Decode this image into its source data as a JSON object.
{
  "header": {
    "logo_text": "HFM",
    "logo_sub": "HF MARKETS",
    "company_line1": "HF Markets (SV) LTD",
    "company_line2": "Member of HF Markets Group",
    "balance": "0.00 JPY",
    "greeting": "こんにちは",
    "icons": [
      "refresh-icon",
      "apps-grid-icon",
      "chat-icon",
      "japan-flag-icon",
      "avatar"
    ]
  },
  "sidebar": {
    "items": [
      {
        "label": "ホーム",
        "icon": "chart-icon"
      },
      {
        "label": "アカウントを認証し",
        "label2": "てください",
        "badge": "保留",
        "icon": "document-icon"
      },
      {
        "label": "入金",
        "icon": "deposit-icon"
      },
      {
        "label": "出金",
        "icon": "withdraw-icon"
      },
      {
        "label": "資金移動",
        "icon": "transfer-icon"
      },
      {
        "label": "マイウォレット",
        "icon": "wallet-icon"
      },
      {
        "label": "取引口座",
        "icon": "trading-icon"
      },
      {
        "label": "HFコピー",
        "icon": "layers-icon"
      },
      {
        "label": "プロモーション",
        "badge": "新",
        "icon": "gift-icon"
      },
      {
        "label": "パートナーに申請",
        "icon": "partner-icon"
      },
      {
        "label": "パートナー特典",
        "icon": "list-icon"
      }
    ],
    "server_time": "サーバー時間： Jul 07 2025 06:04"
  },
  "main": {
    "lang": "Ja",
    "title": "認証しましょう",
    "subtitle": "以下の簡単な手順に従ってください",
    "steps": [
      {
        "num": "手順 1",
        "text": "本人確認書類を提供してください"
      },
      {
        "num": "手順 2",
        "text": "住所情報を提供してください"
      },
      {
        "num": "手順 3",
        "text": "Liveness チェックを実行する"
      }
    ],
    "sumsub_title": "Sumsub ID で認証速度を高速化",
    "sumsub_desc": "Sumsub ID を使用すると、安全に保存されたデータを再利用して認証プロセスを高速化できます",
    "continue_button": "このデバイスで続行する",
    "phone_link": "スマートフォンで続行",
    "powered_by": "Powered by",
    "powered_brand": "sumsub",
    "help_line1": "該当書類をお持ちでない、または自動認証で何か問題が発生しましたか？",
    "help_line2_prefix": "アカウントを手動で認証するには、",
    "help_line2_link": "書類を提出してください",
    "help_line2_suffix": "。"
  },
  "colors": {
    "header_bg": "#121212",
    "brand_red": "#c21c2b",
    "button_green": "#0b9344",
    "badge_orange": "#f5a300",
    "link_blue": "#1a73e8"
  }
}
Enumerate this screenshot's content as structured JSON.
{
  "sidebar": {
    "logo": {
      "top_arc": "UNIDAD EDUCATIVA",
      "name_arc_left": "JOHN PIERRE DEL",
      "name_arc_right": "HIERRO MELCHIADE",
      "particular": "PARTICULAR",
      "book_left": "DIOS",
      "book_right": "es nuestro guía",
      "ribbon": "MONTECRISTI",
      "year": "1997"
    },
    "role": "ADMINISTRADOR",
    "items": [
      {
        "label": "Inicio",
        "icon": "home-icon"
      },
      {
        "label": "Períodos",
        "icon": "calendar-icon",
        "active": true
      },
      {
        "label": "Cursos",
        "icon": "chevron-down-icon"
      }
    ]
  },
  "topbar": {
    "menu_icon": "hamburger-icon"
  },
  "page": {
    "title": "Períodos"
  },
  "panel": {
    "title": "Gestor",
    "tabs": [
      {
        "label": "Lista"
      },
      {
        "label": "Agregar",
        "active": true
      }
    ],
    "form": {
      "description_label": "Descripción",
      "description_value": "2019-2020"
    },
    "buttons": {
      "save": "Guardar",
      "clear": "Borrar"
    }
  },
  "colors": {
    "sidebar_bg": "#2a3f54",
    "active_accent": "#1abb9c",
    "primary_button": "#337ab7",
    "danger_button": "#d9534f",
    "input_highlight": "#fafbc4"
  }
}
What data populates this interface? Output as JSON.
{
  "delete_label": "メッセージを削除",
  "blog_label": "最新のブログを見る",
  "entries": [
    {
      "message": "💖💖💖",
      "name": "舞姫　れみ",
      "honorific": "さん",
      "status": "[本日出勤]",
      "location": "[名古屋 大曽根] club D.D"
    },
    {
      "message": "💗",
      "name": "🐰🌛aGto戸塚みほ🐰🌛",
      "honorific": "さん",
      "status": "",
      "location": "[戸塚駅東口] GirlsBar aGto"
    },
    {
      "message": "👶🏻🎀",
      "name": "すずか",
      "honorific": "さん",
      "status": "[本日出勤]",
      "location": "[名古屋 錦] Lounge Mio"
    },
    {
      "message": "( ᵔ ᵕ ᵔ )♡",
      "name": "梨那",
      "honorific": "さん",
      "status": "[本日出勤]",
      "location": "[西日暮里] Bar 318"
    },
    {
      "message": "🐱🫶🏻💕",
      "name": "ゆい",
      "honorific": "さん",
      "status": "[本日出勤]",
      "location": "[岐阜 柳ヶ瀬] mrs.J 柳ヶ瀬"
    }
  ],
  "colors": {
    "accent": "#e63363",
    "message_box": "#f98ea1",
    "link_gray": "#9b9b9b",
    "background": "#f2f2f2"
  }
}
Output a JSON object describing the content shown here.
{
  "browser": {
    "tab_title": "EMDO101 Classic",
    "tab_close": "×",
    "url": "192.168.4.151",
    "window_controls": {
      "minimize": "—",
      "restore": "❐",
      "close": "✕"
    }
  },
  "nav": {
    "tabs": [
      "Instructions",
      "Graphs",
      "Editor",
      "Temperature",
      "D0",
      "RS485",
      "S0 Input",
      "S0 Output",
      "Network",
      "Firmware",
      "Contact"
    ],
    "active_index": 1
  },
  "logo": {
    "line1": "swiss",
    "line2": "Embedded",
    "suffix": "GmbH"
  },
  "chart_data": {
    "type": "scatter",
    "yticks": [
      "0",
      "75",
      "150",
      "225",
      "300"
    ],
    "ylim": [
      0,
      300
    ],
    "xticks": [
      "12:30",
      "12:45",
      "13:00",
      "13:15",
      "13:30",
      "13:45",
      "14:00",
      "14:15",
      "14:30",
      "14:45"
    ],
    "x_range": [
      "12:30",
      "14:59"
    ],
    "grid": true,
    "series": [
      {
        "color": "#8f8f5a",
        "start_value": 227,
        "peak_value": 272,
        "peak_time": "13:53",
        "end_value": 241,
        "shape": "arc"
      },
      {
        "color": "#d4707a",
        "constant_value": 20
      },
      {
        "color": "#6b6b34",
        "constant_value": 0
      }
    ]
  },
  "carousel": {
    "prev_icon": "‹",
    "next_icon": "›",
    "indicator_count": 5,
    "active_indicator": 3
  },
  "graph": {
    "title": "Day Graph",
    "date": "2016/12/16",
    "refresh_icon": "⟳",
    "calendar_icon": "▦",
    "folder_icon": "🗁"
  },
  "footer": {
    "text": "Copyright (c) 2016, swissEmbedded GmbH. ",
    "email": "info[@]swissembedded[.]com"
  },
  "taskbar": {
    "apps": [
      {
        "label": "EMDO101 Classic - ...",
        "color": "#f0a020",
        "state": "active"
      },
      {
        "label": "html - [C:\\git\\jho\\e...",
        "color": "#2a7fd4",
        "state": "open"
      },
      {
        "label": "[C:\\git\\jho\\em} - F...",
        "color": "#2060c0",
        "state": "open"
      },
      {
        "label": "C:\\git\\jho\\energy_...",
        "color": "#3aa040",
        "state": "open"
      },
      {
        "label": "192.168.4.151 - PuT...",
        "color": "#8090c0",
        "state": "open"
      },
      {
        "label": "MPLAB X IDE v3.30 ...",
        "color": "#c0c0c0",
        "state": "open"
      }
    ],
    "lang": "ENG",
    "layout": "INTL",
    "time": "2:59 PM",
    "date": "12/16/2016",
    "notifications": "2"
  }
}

-------

Copy the data above exactly. Every line must be included.

Decode this image into its source data as a JSON object.
{
  "header": {
    "logo_text": "HFM",
    "logo_sub": "HF MARKETS",
    "company_line1": "HF Markets (SV) LTD",
    "company_line2": "Member of HF Markets Group",
    "balance": "0.00 JPY",
    "greeting": "こんにちは",
    "icons": [
      "refresh-icon",
      "apps-grid-icon",
      "chat-icon",
      "japan-flag-icon",
      "avatar"
    ]
  },
  "sidebar": {
    "items": [
      {
        "label": "ホーム",
        "icon": "chart-icon"
      },
      {
        "label": "アカウントを認証し",
        "label2": "てください",
        "badge": "保留",
        "icon": "document-icon"
      },
      {
        "label": "入金",
        "icon": "deposit-icon"
      },
      {
        "label": "出金",
        "icon": "withdraw-icon"
      },
      {
        "label": "資金移動",
        "icon": "transfer-icon"
      },
      {
        "label": "マイウォレット",
        "icon": "wallet-icon"
      },
      {
        "label": "取引口座",
        "icon": "trading-icon"
      },
      {
        "label": "HFコピー",
        "icon": "layers-icon"
      },
      {
        "label": "プロモーション",
        "badge": "新",
        "icon": "gift-icon"
      },
      {
        "label": "パートナーに申請",
        "icon": "partner-icon"
      },
      {
        "label": "パートナー特典",
        "icon": "list-icon"
      }
    ],
    "server_time": "サーバー時間： Jul 07 2025 06:04"
  },
  "main": {
    "lang": "Ja",
    "title": "認証しましょう",
    "subtitle": "以下の簡単な手順に従ってください",
    "steps": [
      {
        "num": "手順 1",
        "text": "本人確認書類を提供してください"
      },
      {
        "num": "手順 2",
        "text": "住所情報を提供してください"
      },
      {
        "num": "手順 3",
        "text": "Liveness チェックを実行する"
      }
    ],
    "sumsub_title": "Sumsub ID で認証速度を高速化",
    "sumsub_desc": "Sumsub ID を使用すると、安全に保存されたデータを再利用して認証プロセスを高速化できます",
    "continue_button": "このデバイスで続行する",
    "phone_link": "スマートフォンで続行",
    "powered_by": "Powered by",
    "powered_brand": "sumsub",
    "help_line1": "該当書類をお持ちでない、または自動認証で何か問題が発生しましたか？",
    "help_line2_prefix": "アカウントを手動で認証するには、",
    "help_line2_link": "書類を提出してください",
    "help_line2_suffix": "。"
  },
  "colors": {
    "header_bg": "#121212",
    "brand_red": "#c21c2b",
    "button_green": "#0b9344",
    "badge_orange": "#f5a300",
    "link_blue": "#1a73e8"
  }
}
Enumerate this screenshot's content as structured JSON.
{
  "sidebar": {
    "logo": {
      "top_arc": "UNIDAD EDUCATIVA",
      "name_arc_left": "JOHN PIERRE DEL",
      "name_arc_right": "HIERRO MELCHIADE",
      "particular": "PARTICULAR",
      "book_left": "DIOS",
      "book_right": "es nuestro guía",
      "ribbon": "MONTECRISTI",
      "year": "1997"
    },
    "role": "ADMINISTRADOR",
    "items": [
      {
        "label": "Inicio",
        "icon": "home-icon"
      },
      {
        "label": "Períodos",
        "icon": "calendar-icon",
        "active": true
      },
      {
        "label": "Cursos",
        "icon": "chevron-down-icon"
      }
    ]
  },
  "topbar": {
    "menu_icon": "hamburger-icon"
  },
  "page": {
    "title": "Períodos"
  },
  "panel": {
    "title": "Gestor",
    "tabs": [
      {
        "label": "Lista"
      },
      {
        "label": "Agregar",
        "active": true
      }
    ],
    "form": {
      "description_label": "Descripción",
      "description_value": "2019-2020"
    },
    "buttons": {
      "save": "Guardar",
      "clear": "Borrar"
    }
  },
  "colors": {
    "sidebar_bg": "#2a3f54",
    "active_accent": "#1abb9c",
    "primary_button": "#337ab7",
    "danger_button": "#d9534f",
    "input_highlight": "#fafbc4"
  }
}
What data populates this interface? Output as JSON.
{
  "delete_label": "メッセージを削除",
  "blog_label": "最新のブログを見る",
  "entries": [
    {
      "message": "💖💖💖",
      "name": "舞姫　れみ",
      "honorific": "さん",
      "status": "[本日出勤]",
      "location": "[名古屋 大曽根] club D.D"
    },
    {
      "message": "💗",
      "name": "🐰🌛aGto戸塚みほ🐰🌛",
      "honorific": "さん",
      "status": "",
      "location": "[戸塚駅東口] GirlsBar aGto"
    },
    {
      "message": "👶🏻🎀",
      "name": "すずか",
      "honorific": "さん",
      "status": "[本日出勤]",
      "location": "[名古屋 錦] Lounge Mio"
    },
    {
      "message": "( ᵔ ᵕ ᵔ )♡",
      "name": "梨那",
      "honorific": "さん",
      "status": "[本日出勤]",
      "location": "[西日暮里] Bar 318"
    },
    {
      "message": "🐱🫶🏻💕",
      "name": "ゆい",
      "honorific": "さん",
      "status": "[本日出勤]",
      "location": "[岐阜 柳ヶ瀬] mrs.J 柳ヶ瀬"
    }
  ],
  "colors": {
    "accent": "#e63363",
    "message_box": "#f98ea1",
    "link_gray": "#9b9b9b",
    "background": "#f2f2f2"
  }
}
Output a JSON object describing the content shown here.
{
  "browser": {
    "tab_title": "EMDO101 Classic",
    "tab_close": "×",
    "url": "192.168.4.151",
    "window_controls": {
      "minimize": "—",
      "restore": "❐",
      "close": "✕"
    }
  },
  "nav": {
    "tabs": [
      "Instructions",
      "Graphs",
      "Editor",
      "Temperature",
      "D0",
      "RS485",
      "S0 Input",
      "S0 Output",
      "Network",
      "Firmware",
      "Contact"
    ],
    "active_index": 1
  },
  "logo": {
    "line1": "swiss",
    "line2": "Embedded",
    "suffix": "GmbH"
  },
  "chart_data": {
    "type": "scatter",
    "yticks": [
      "0",
      "75",
      "150",
      "225",
      "300"
    ],
    "ylim": [
      0,
      300
    ],
    "xticks": [
      "12:30",
      "12:45",
      "13:00",
      "13:15",
      "13:30",
      "13:45",
      "14:00",
      "14:15",
      "14:30",
      "14:45"
    ],
    "x_range": [
      "12:30",
      "14:59"
    ],
    "grid": true,
    "series": [
      {
        "color": "#8f8f5a",
        "start_value": 227,
        "peak_value": 272,
        "peak_time": "13:53",
        "end_value": 241,
        "shape": "arc"
      },
      {
        "color": "#d4707a",
        "constant_value": 20
      },
      {
        "color": "#6b6b34",
        "constant_value": 0
      }
    ]
  },
  "carousel": {
    "prev_icon": "‹",
    "next_icon": "›",
    "indicator_count": 5,
    "active_indicator": 3
  },
  "graph": {
    "title": "Day Graph",
    "date": "2016/12/16",
    "refresh_icon": "⟳",
    "calendar_icon": "▦",
    "folder_icon": "🗁"
  },
  "footer": {
    "text": "Copyright (c) 2016, swissEmbedded GmbH. ",
    "email": "info[@]swissembedded[.]com"
  },
  "taskbar": {
    "apps": [
      {
        "label": "EMDO101 Classic - ...",
        "color": "#f0a020",
        "state": "active"
      },
      {
        "label": "html - [C:\\git\\jho\\e...",
        "color": "#2a7fd4",
        "state": "open"
      },
      {
        "label": "[C:\\git\\jho\\em} - F...",
        "color": "#2060c0",
        "state": "open"
      },
      {
        "label": "C:\\git\\jho\\energy_...",
        "color": "#3aa040",
        "state": "open"
      },
      {
        "label": "192.168.4.151 - PuT...",
        "color": "#8090c0",
        "state": "open"
      },
      {
        "label": "MPLAB X IDE v3.30 ...",
        "color": "#c0c0c0",
        "state": "open"
      }
    ],
    "lang": "ENG",
    "layout": "INTL",
    "time": "2:59 PM",
    "date": "12/16/2016",
    "notifications": "2"
  }
}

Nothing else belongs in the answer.